## [Aim of the task]
Transcribe the lines below verbatim, skipping the images.

## [Raw records]
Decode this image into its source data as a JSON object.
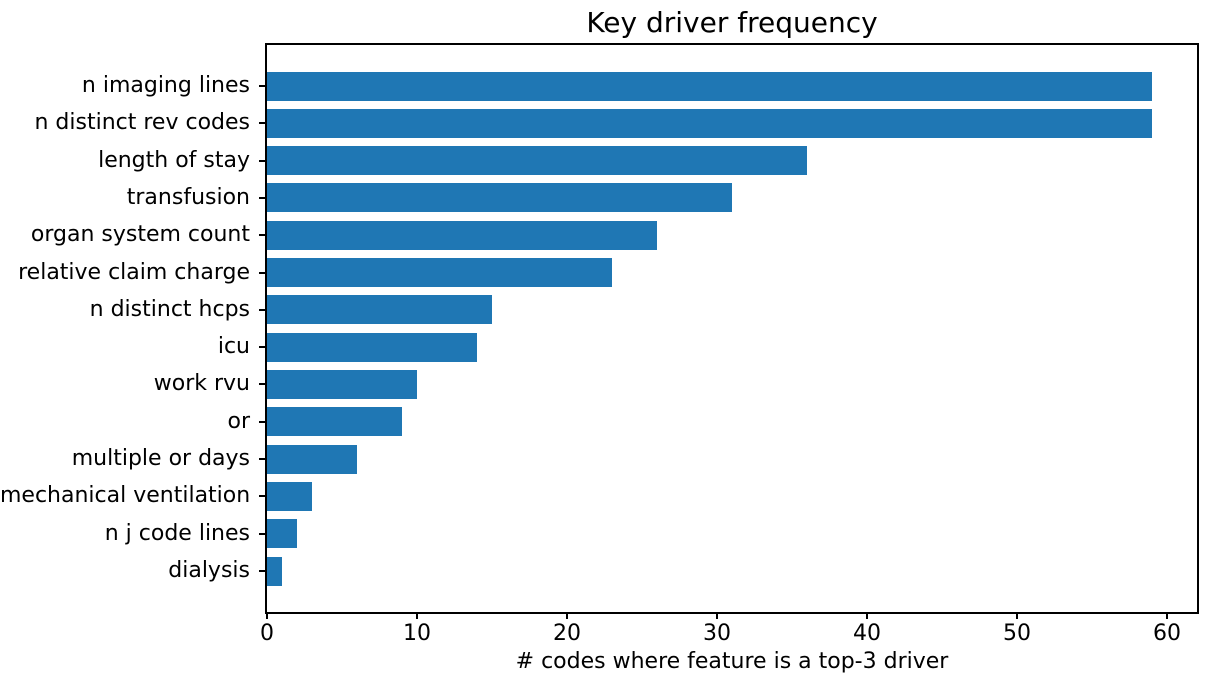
{
  "chart_data": {
    "type": "bar",
    "orientation": "horizontal",
    "title": "Key driver frequency",
    "xlabel": "# codes where feature is a top-3 driver",
    "ylabel": "",
    "categories": [
      "n imaging lines",
      "n distinct rev codes",
      "length of stay",
      "transfusion",
      "organ system count",
      "relative claim charge",
      "n distinct hcps",
      "icu",
      "work rvu",
      "or",
      "multiple or days",
      "mechanical ventilation",
      "n j code lines",
      "dialysis"
    ],
    "values": [
      59,
      59,
      36,
      31,
      26,
      23,
      15,
      14,
      10,
      9,
      6,
      3,
      2,
      1
    ],
    "xticks": [
      0,
      10,
      20,
      30,
      40,
      50,
      60
    ],
    "xlim": [
      0,
      62
    ],
    "grid": false,
    "legend": null,
    "bar_color": "#1f77b4",
    "axis_color": "#000000",
    "background_color": "#ffffff"
  }
}
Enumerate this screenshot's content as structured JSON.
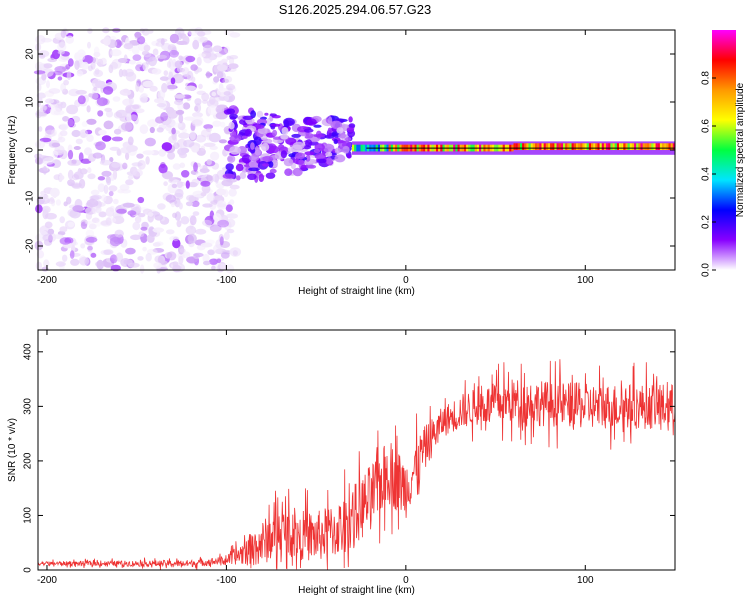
{
  "title": "S126.2025.294.06.57.G23",
  "chart_data": [
    {
      "type": "heatmap",
      "name": "spectrogram",
      "xlabel": "Height of straight line (km)",
      "ylabel": "Frequency (Hz)",
      "xlim": [
        -205,
        150
      ],
      "ylim": [
        -25,
        25
      ],
      "xticks": [
        -200,
        -100,
        0,
        100
      ],
      "yticks": [
        -20,
        -10,
        0,
        10,
        20
      ],
      "colorbar": {
        "label": "Normalized spectral amplitude",
        "range": [
          0,
          1
        ],
        "ticks": [
          "0.0",
          "0.2",
          "0.4",
          "0.6",
          "0.8"
        ],
        "colors": [
          "#ffffff",
          "#d8b8f5",
          "#8800ff",
          "#0000ff",
          "#00e5ff",
          "#00ff40",
          "#ffff00",
          "#ff9900",
          "#ff0000",
          "#ff00ff"
        ]
      },
      "regions": [
        {
          "x": [
            -205,
            -95
          ],
          "freq_center": 0,
          "freq_spread": 25,
          "amplitude": 0.1,
          "description_level": "noise"
        },
        {
          "x": [
            -100,
            -30
          ],
          "freq_center": 1,
          "freq_spread": 8,
          "amplitude": 0.2
        },
        {
          "x": [
            -30,
            150
          ],
          "freq_center": 0.5,
          "freq_spread": 1,
          "amplitude": 0.9
        }
      ]
    },
    {
      "type": "line",
      "name": "snr",
      "xlabel": "Height of straight line (km)",
      "ylabel": "SNR (10 * v/v)",
      "xlim": [
        -205,
        150
      ],
      "ylim": [
        0,
        440
      ],
      "xticks": [
        -200,
        -100,
        0,
        100
      ],
      "yticks": [
        0,
        100,
        200,
        300,
        400
      ],
      "color": "#ee3333",
      "trend": {
        "x": [
          -205,
          -120,
          -100,
          -85,
          -70,
          -50,
          -35,
          -20,
          -10,
          0,
          10,
          20,
          30,
          40,
          60,
          80,
          100,
          120,
          150
        ],
        "y": [
          12,
          12,
          18,
          40,
          70,
          60,
          80,
          130,
          180,
          150,
          220,
          270,
          290,
          300,
          310,
          305,
          300,
          300,
          300
        ]
      },
      "noise_amplitude": {
        "x": [
          -205,
          -100,
          -80,
          -40,
          -20,
          0,
          20,
          60,
          150
        ],
        "y": [
          5,
          10,
          60,
          70,
          90,
          80,
          40,
          60,
          60
        ]
      }
    }
  ]
}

## [Exercise answer]
Decode this image into its source data as a JSON object.
{
  "chart_data": {
    "type": "bar",
    "orientation": "horizontal",
    "title": "Key driver frequency",
    "xlabel": "# codes where feature is a top-3 driver",
    "ylabel": "",
    "categories": [
      "n imaging lines",
      "n distinct rev codes",
      "length of stay",
      "transfusion",
      "organ system count",
      "relative claim charge",
      "n distinct hcps",
      "icu",
      "work rvu",
      "or",
      "multiple or days",
      "mechanical ventilation",
      "n j code lines",
      "dialysis"
    ],
    "values": [
      59,
      59,
      36,
      31,
      26,
      23,
      15,
      14,
      10,
      9,
      6,
      3,
      2,
      1
    ],
    "xticks": [
      0,
      10,
      20,
      30,
      40,
      50,
      60
    ],
    "xlim": [
      0,
      62
    ],
    "grid": false,
    "legend": null,
    "bar_color": "#1f77b4",
    "axis_color": "#000000",
    "background_color": "#ffffff"
  }
}
Enumerate this screenshot's content as structured JSON.
{
  "title": "S126.2025.294.06.57.G23",
  "chart_data": [
    {
      "type": "heatmap",
      "name": "spectrogram",
      "xlabel": "Height of straight line (km)",
      "ylabel": "Frequency (Hz)",
      "xlim": [
        -205,
        150
      ],
      "ylim": [
        -25,
        25
      ],
      "xticks": [
        -200,
        -100,
        0,
        100
      ],
      "yticks": [
        -20,
        -10,
        0,
        10,
        20
      ],
      "colorbar": {
        "label": "Normalized spectral amplitude",
        "range": [
          0,
          1
        ],
        "ticks": [
          "0.0",
          "0.2",
          "0.4",
          "0.6",
          "0.8"
        ],
        "colors": [
          "#ffffff",
          "#d8b8f5",
          "#8800ff",
          "#0000ff",
          "#00e5ff",
          "#00ff40",
          "#ffff00",
          "#ff9900",
          "#ff0000",
          "#ff00ff"
        ]
      },
      "regions": [
        {
          "x": [
            -205,
            -95
          ],
          "freq_center": 0,
          "freq_spread": 25,
          "amplitude": 0.1,
          "description_level": "noise"
        },
        {
          "x": [
            -100,
            -30
          ],
          "freq_center": 1,
          "freq_spread": 8,
          "amplitude": 0.2
        },
        {
          "x": [
            -30,
            150
          ],
          "freq_center": 0.5,
          "freq_spread": 1,
          "amplitude": 0.9
        }
      ]
    },
    {
      "type": "line",
      "name": "snr",
      "xlabel": "Height of straight line (km)",
      "ylabel": "SNR (10 * v/v)",
      "xlim": [
        -205,
        150
      ],
      "ylim": [
        0,
        440
      ],
      "xticks": [
        -200,
        -100,
        0,
        100
      ],
      "yticks": [
        0,
        100,
        200,
        300,
        400
      ],
      "color": "#ee3333",
      "trend": {
        "x": [
          -205,
          -120,
          -100,
          -85,
          -70,
          -50,
          -35,
          -20,
          -10,
          0,
          10,
          20,
          30,
          40,
          60,
          80,
          100,
          120,
          150
        ],
        "y": [
          12,
          12,
          18,
          40,
          70,
          60,
          80,
          130,
          180,
          150,
          220,
          270,
          290,
          300,
          310,
          305,
          300,
          300,
          300
        ]
      },
      "noise_amplitude": {
        "x": [
          -205,
          -100,
          -80,
          -40,
          -20,
          0,
          20,
          60,
          150
        ],
        "y": [
          5,
          10,
          60,
          70,
          90,
          80,
          40,
          60,
          60
        ]
      }
    }
  ]
}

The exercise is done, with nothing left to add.